__What you will do__:
Reproduce the data below verbatim, from the line containing "What elements are" through the line containing "y-left-tick-label: -10 xyxy=(103,322,121,336)", with both of those lines included.

__Record excerpts__:
════
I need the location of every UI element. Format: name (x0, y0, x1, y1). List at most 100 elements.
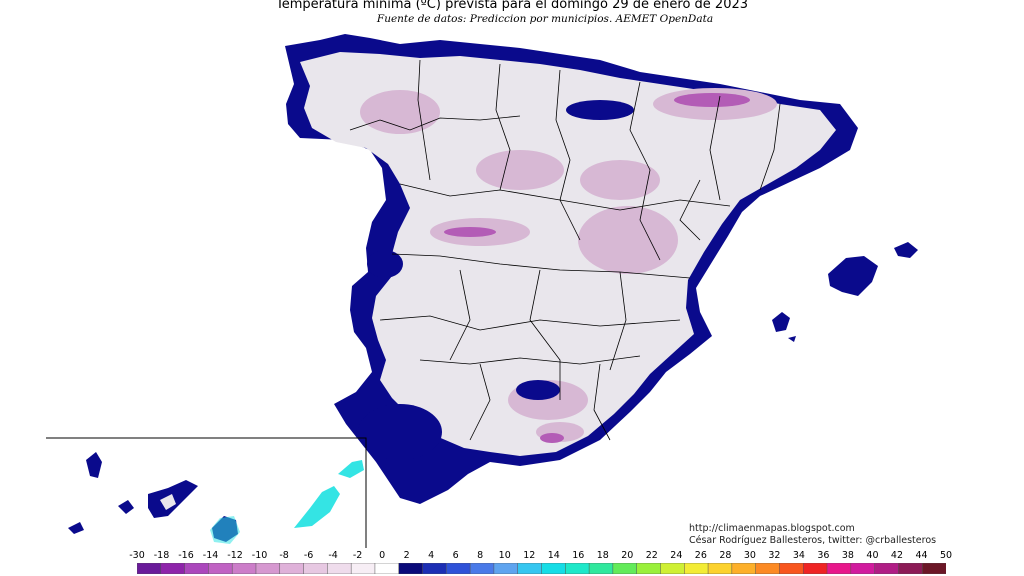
════
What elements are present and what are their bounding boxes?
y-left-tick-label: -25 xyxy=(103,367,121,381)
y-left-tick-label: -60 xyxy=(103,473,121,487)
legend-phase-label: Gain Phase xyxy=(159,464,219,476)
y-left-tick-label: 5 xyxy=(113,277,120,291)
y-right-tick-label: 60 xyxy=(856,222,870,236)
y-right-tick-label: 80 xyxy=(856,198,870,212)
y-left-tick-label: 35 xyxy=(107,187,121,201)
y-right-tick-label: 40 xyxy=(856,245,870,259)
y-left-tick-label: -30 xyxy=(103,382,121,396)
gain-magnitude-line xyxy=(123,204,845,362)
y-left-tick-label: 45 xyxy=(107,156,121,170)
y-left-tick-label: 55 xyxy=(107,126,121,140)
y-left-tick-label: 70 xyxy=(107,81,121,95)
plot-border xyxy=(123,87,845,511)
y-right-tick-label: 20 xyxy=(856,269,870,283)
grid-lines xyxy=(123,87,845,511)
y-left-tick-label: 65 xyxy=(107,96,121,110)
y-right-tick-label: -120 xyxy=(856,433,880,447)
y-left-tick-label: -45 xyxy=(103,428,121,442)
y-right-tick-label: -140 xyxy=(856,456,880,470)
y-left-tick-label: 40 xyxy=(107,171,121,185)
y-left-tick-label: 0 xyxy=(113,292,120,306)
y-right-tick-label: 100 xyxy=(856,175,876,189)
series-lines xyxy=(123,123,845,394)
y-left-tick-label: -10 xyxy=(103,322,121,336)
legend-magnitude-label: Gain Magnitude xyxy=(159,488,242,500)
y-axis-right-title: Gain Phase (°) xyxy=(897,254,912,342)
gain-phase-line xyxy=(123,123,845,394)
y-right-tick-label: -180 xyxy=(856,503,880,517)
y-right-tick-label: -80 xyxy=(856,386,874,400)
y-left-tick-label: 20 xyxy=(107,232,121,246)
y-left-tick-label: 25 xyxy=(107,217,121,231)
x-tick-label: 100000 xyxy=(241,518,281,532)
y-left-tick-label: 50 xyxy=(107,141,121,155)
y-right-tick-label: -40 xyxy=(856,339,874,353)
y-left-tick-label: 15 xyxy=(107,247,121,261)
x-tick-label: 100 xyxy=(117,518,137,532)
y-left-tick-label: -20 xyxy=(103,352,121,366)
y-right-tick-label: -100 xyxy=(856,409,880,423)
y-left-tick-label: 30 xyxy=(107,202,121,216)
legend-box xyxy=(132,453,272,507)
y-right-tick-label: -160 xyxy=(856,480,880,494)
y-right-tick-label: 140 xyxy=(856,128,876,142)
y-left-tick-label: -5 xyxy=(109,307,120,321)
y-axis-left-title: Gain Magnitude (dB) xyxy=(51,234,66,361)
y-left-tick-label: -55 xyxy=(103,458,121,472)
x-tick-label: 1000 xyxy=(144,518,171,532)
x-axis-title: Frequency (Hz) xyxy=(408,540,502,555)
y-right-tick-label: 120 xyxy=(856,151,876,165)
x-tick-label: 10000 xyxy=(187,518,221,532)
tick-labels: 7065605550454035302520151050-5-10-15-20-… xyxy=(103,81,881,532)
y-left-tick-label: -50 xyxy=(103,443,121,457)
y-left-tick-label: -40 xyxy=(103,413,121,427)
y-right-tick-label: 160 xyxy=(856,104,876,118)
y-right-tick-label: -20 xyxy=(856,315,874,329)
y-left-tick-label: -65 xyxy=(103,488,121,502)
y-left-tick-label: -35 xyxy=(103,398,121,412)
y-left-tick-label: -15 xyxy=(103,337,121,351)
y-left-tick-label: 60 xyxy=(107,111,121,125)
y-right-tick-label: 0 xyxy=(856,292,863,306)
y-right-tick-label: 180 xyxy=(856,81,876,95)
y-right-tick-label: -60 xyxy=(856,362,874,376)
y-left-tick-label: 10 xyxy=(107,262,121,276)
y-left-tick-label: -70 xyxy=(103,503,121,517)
════
__Task response__:
What elements are present and what are their bounding boxes?
y-left-tick-label: -25 xyxy=(103,367,121,381)
y-left-tick-label: -60 xyxy=(103,473,121,487)
legend-phase-label: Gain Phase xyxy=(159,464,219,476)
y-left-tick-label: 5 xyxy=(113,277,120,291)
y-right-tick-label: 60 xyxy=(856,222,870,236)
y-right-tick-label: 80 xyxy=(856,198,870,212)
y-left-tick-label: 35 xyxy=(107,187,121,201)
y-right-tick-label: 40 xyxy=(856,245,870,259)
y-left-tick-label: -30 xyxy=(103,382,121,396)
gain-magnitude-line xyxy=(123,204,845,362)
y-left-tick-label: 45 xyxy=(107,156,121,170)
y-left-tick-label: 55 xyxy=(107,126,121,140)
y-left-tick-label: 70 xyxy=(107,81,121,95)
plot-border xyxy=(123,87,845,511)
y-right-tick-label: 20 xyxy=(856,269,870,283)
grid-lines xyxy=(123,87,845,511)
y-left-tick-label: 65 xyxy=(107,96,121,110)
y-right-tick-label: -120 xyxy=(856,433,880,447)
y-left-tick-label: -45 xyxy=(103,428,121,442)
y-right-tick-label: -140 xyxy=(856,456,880,470)
y-left-tick-label: 40 xyxy=(107,171,121,185)
y-left-tick-label: 0 xyxy=(113,292,120,306)
y-right-tick-label: 100 xyxy=(856,175,876,189)
series-lines xyxy=(123,123,845,394)
y-left-tick-label: -10 xyxy=(103,322,121,336)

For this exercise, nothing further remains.